** Begin Record extracts **

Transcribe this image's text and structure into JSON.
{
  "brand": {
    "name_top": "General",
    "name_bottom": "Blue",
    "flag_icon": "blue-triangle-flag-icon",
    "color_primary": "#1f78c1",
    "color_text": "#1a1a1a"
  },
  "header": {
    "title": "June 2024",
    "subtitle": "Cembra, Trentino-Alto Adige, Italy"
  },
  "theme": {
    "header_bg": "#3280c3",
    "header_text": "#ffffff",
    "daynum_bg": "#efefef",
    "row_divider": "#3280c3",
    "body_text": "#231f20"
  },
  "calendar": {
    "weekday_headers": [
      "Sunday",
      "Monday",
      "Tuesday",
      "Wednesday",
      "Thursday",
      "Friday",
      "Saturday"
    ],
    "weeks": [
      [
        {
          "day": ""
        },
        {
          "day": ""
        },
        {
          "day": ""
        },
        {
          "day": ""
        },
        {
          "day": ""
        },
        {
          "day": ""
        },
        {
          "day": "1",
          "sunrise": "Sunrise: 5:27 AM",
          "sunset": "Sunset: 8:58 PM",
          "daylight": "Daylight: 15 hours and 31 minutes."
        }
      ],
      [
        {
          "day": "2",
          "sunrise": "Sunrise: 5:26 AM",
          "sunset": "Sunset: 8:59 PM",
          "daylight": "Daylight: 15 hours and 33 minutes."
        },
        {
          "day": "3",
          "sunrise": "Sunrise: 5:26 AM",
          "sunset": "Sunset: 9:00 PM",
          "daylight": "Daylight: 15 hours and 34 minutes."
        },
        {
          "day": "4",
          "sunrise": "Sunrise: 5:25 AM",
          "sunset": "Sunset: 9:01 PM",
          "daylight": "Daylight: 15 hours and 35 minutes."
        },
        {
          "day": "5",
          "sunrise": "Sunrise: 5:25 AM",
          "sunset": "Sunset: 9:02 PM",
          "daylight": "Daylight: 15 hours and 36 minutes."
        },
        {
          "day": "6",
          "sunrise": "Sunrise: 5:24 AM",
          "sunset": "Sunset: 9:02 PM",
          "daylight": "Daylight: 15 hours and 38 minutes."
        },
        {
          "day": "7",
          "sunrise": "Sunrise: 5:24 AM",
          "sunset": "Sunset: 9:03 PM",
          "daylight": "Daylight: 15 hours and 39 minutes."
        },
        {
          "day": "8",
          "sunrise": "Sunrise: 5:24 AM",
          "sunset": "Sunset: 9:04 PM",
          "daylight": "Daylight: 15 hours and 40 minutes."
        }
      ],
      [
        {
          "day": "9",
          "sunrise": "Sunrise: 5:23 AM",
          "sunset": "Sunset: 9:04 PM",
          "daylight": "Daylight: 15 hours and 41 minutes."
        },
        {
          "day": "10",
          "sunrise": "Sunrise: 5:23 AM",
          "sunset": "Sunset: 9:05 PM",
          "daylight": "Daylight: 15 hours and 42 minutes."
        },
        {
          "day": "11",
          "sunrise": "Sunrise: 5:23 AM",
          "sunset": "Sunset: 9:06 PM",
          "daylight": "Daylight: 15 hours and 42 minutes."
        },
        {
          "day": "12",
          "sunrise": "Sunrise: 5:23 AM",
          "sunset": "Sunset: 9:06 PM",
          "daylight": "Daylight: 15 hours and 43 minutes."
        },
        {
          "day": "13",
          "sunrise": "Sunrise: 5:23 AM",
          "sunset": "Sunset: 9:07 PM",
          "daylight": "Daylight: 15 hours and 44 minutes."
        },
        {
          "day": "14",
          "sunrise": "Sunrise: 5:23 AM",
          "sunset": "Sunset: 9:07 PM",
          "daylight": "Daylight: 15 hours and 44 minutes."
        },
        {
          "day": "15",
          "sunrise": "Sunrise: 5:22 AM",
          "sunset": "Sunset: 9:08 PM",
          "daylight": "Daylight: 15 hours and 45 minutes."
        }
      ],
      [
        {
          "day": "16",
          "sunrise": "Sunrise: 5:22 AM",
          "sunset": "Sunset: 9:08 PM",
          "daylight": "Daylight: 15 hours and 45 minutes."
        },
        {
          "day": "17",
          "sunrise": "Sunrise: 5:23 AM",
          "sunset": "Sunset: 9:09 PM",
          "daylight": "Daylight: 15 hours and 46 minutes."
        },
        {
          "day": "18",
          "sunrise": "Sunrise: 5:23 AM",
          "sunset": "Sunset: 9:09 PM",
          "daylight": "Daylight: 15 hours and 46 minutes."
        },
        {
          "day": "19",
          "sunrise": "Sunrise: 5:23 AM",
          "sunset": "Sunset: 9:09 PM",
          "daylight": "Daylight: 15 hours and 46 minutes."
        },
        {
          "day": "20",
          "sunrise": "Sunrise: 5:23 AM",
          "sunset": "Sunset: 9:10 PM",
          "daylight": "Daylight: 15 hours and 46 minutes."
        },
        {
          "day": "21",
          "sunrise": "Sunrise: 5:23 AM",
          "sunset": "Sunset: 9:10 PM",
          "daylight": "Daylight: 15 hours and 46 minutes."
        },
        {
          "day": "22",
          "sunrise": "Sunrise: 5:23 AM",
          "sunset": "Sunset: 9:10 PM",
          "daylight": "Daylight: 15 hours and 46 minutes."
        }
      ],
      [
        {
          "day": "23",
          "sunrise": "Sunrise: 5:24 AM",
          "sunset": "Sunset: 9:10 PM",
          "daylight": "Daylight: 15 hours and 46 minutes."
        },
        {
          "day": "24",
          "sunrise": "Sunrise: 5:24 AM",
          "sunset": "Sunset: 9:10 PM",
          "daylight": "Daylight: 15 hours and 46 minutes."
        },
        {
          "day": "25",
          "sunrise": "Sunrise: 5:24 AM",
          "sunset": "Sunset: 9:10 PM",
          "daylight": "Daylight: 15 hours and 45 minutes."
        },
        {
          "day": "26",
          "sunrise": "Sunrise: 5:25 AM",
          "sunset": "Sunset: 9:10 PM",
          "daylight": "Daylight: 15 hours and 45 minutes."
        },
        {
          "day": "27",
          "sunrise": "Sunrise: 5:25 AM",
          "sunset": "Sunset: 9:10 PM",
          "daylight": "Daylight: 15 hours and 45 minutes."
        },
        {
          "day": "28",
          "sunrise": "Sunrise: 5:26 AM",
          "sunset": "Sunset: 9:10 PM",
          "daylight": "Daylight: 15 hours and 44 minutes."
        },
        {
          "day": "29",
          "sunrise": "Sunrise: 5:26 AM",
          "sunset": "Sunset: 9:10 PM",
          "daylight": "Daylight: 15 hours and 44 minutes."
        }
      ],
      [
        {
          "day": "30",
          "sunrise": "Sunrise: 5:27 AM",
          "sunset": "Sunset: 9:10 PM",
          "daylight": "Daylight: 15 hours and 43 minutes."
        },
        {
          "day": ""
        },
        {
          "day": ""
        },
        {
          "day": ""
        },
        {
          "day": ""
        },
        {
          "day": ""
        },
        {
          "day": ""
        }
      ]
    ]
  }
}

** End Record extracts **

§ **Aim of the exercise**
Quote all the records exactly, please, leaving none out.

§ **Response**
Transcribe this image's text and structure into JSON.
{
  "brand": {
    "name_top": "General",
    "name_bottom": "Blue",
    "flag_icon": "blue-triangle-flag-icon",
    "color_primary": "#1f78c1",
    "color_text": "#1a1a1a"
  },
  "header": {
    "title": "June 2024",
    "subtitle": "Cembra, Trentino-Alto Adige, Italy"
  },
  "theme": {
    "header_bg": "#3280c3",
    "header_text": "#ffffff",
    "daynum_bg": "#efefef",
    "row_divider": "#3280c3",
    "body_text": "#231f20"
  },
  "calendar": {
    "weekday_headers": [
      "Sunday",
      "Monday",
      "Tuesday",
      "Wednesday",
      "Thursday",
      "Friday",
      "Saturday"
    ],
    "weeks": [
      [
        {
          "day": ""
        },
        {
          "day": ""
        },
        {
          "day": ""
        },
        {
          "day": ""
        },
        {
          "day": ""
        },
        {
          "day": ""
        },
        {
          "day": "1",
          "sunrise": "Sunrise: 5:27 AM",
          "sunset": "Sunset: 8:58 PM",
          "daylight": "Daylight: 15 hours and 31 minutes."
        }
      ],
      [
        {
          "day": "2",
          "sunrise": "Sunrise: 5:26 AM",
          "sunset": "Sunset: 8:59 PM",
          "daylight": "Daylight: 15 hours and 33 minutes."
        },
        {
          "day": "3",
          "sunrise": "Sunrise: 5:26 AM",
          "sunset": "Sunset: 9:00 PM",
          "daylight": "Daylight: 15 hours and 34 minutes."
        },
        {
          "day": "4",
          "sunrise": "Sunrise: 5:25 AM",
          "sunset": "Sunset: 9:01 PM",
          "daylight": "Daylight: 15 hours and 35 minutes."
        },
        {
          "day": "5",
          "sunrise": "Sunrise: 5:25 AM",
          "sunset": "Sunset: 9:02 PM",
          "daylight": "Daylight: 15 hours and 36 minutes."
        },
        {
          "day": "6",
          "sunrise": "Sunrise: 5:24 AM",
          "sunset": "Sunset: 9:02 PM",
          "daylight": "Daylight: 15 hours and 38 minutes."
        },
        {
          "day": "7",
          "sunrise": "Sunrise: 5:24 AM",
          "sunset": "Sunset: 9:03 PM",
          "daylight": "Daylight: 15 hours and 39 minutes."
        },
        {
          "day": "8",
          "sunrise": "Sunrise: 5:24 AM",
          "sunset": "Sunset: 9:04 PM",
          "daylight": "Daylight: 15 hours and 40 minutes."
        }
      ],
      [
        {
          "day": "9",
          "sunrise": "Sunrise: 5:23 AM",
          "sunset": "Sunset: 9:04 PM",
          "daylight": "Daylight: 15 hours and 41 minutes."
        },
        {
          "day": "10",
          "sunrise": "Sunrise: 5:23 AM",
          "sunset": "Sunset: 9:05 PM",
          "daylight": "Daylight: 15 hours and 42 minutes."
        },
        {
          "day": "11",
          "sunrise": "Sunrise: 5:23 AM",
          "sunset": "Sunset: 9:06 PM",
          "daylight": "Daylight: 15 hours and 42 minutes."
        },
        {
          "day": "12",
          "sunrise": "Sunrise: 5:23 AM",
          "sunset": "Sunset: 9:06 PM",
          "daylight": "Daylight: 15 hours and 43 minutes."
        },
        {
          "day": "13",
          "sunrise": "Sunrise: 5:23 AM",
          "sunset": "Sunset: 9:07 PM",
          "daylight": "Daylight: 15 hours and 44 minutes."
        },
        {
          "day": "14",
          "sunrise": "Sunrise: 5:23 AM",
          "sunset": "Sunset: 9:07 PM",
          "daylight": "Daylight: 15 hours and 44 minutes."
        },
        {
          "day": "15",
          "sunrise": "Sunrise: 5:22 AM",
          "sunset": "Sunset: 9:08 PM",
          "daylight": "Daylight: 15 hours and 45 minutes."
        }
      ],
      [
        {
          "day": "16",
          "sunrise": "Sunrise: 5:22 AM",
          "sunset": "Sunset: 9:08 PM",
          "daylight": "Daylight: 15 hours and 45 minutes."
        },
        {
          "day": "17",
          "sunrise": "Sunrise: 5:23 AM",
          "sunset": "Sunset: 9:09 PM",
          "daylight": "Daylight: 15 hours and 46 minutes."
        },
        {
          "day": "18",
          "sunrise": "Sunrise: 5:23 AM",
          "sunset": "Sunset: 9:09 PM",
          "daylight": "Daylight: 15 hours and 46 minutes."
        },
        {
          "day": "19",
          "sunrise": "Sunrise: 5:23 AM",
          "sunset": "Sunset: 9:09 PM",
          "daylight": "Daylight: 15 hours and 46 minutes."
        },
        {
          "day": "20",
          "sunrise": "Sunrise: 5:23 AM",
          "sunset": "Sunset: 9:10 PM",
          "daylight": "Daylight: 15 hours and 46 minutes."
        },
        {
          "day": "21",
          "sunrise": "Sunrise: 5:23 AM",
          "sunset": "Sunset: 9:10 PM",
          "daylight": "Daylight: 15 hours and 46 minutes."
        },
        {
          "day": "22",
          "sunrise": "Sunrise: 5:23 AM",
          "sunset": "Sunset: 9:10 PM",
          "daylight": "Daylight: 15 hours and 46 minutes."
        }
      ],
      [
        {
          "day": "23",
          "sunrise": "Sunrise: 5:24 AM",
          "sunset": "Sunset: 9:10 PM",
          "daylight": "Daylight: 15 hours and 46 minutes."
        },
        {
          "day": "24",
          "sunrise": "Sunrise: 5:24 AM",
          "sunset": "Sunset: 9:10 PM",
          "daylight": "Daylight: 15 hours and 46 minutes."
        },
        {
          "day": "25",
          "sunrise": "Sunrise: 5:24 AM",
          "sunset": "Sunset: 9:10 PM",
          "daylight": "Daylight: 15 hours and 45 minutes."
        },
        {
          "day": "26",
          "sunrise": "Sunrise: 5:25 AM",
          "sunset": "Sunset: 9:10 PM",
          "daylight": "Daylight: 15 hours and 45 minutes."
        },
        {
          "day": "27",
          "sunrise": "Sunrise: 5:25 AM",
          "sunset": "Sunset: 9:10 PM",
          "daylight": "Daylight: 15 hours and 45 minutes."
        },
        {
          "day": "28",
          "sunrise": "Sunrise: 5:26 AM",
          "sunset": "Sunset: 9:10 PM",
          "daylight": "Daylight: 15 hours and 44 minutes."
        },
        {
          "day": "29",
          "sunrise": "Sunrise: 5:26 AM",
          "sunset": "Sunset: 9:10 PM",
          "daylight": "Daylight: 15 hours and 44 minutes."
        }
      ],
      [
        {
          "day": "30",
          "sunrise": "Sunrise: 5:27 AM",
          "sunset": "Sunset: 9:10 PM",
          "daylight": "Daylight: 15 hours and 43 minutes."
        },
        {
          "day": ""
        },
        {
          "day": ""
        },
        {
          "day": ""
        },
        {
          "day": ""
        },
        {
          "day": ""
        },
        {
          "day": ""
        }
      ]
    ]
  }
}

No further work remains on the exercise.